** BEGIN Input for this task **

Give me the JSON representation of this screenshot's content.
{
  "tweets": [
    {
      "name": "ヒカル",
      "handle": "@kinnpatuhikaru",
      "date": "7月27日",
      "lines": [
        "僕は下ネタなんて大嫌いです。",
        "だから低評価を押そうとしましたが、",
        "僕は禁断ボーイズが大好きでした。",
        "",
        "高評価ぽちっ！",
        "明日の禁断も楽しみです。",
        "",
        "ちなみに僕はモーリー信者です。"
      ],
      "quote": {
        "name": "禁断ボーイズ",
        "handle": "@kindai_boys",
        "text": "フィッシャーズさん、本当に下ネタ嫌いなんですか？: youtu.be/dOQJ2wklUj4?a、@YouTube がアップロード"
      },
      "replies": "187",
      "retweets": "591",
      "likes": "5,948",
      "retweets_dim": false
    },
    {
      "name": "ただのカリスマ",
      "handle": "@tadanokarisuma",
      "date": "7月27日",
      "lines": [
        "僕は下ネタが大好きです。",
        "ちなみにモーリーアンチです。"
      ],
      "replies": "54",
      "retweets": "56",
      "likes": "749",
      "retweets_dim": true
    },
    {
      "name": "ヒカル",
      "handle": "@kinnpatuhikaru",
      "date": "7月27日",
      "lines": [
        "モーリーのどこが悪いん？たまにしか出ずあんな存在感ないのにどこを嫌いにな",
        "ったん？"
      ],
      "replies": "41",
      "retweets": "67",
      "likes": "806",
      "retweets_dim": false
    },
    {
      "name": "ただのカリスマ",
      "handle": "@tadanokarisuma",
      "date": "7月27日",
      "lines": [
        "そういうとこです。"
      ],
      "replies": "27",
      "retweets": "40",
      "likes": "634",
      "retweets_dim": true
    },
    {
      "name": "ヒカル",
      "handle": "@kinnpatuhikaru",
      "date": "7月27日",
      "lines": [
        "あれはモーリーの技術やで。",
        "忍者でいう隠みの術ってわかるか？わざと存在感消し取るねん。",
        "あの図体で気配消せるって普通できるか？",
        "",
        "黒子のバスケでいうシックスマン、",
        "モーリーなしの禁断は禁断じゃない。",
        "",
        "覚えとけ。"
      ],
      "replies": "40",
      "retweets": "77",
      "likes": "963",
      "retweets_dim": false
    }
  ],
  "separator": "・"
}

** END Input for this task **

**What needs to be done:** Can you give every line above again, exactly as written?

**Complete output:**
Give me the JSON representation of this screenshot's content.
{
  "tweets": [
    {
      "name": "ヒカル",
      "handle": "@kinnpatuhikaru",
      "date": "7月27日",
      "lines": [
        "僕は下ネタなんて大嫌いです。",
        "だから低評価を押そうとしましたが、",
        "僕は禁断ボーイズが大好きでした。",
        "",
        "高評価ぽちっ！",
        "明日の禁断も楽しみです。",
        "",
        "ちなみに僕はモーリー信者です。"
      ],
      "quote": {
        "name": "禁断ボーイズ",
        "handle": "@kindai_boys",
        "text": "フィッシャーズさん、本当に下ネタ嫌いなんですか？: youtu.be/dOQJ2wklUj4?a、@YouTube がアップロード"
      },
      "replies": "187",
      "retweets": "591",
      "likes": "5,948",
      "retweets_dim": false
    },
    {
      "name": "ただのカリスマ",
      "handle": "@tadanokarisuma",
      "date": "7月27日",
      "lines": [
        "僕は下ネタが大好きです。",
        "ちなみにモーリーアンチです。"
      ],
      "replies": "54",
      "retweets": "56",
      "likes": "749",
      "retweets_dim": true
    },
    {
      "name": "ヒカル",
      "handle": "@kinnpatuhikaru",
      "date": "7月27日",
      "lines": [
        "モーリーのどこが悪いん？たまにしか出ずあんな存在感ないのにどこを嫌いにな",
        "ったん？"
      ],
      "replies": "41",
      "retweets": "67",
      "likes": "806",
      "retweets_dim": false
    },
    {
      "name": "ただのカリスマ",
      "handle": "@tadanokarisuma",
      "date": "7月27日",
      "lines": [
        "そういうとこです。"
      ],
      "replies": "27",
      "retweets": "40",
      "likes": "634",
      "retweets_dim": true
    },
    {
      "name": "ヒカル",
      "handle": "@kinnpatuhikaru",
      "date": "7月27日",
      "lines": [
        "あれはモーリーの技術やで。",
        "忍者でいう隠みの術ってわかるか？わざと存在感消し取るねん。",
        "あの図体で気配消せるって普通できるか？",
        "",
        "黒子のバスケでいうシックスマン、",
        "モーリーなしの禁断は禁断じゃない。",
        "",
        "覚えとけ。"
      ],
      "replies": "40",
      "retweets": "77",
      "likes": "963",
      "retweets_dim": false
    }
  ],
  "separator": "・"
}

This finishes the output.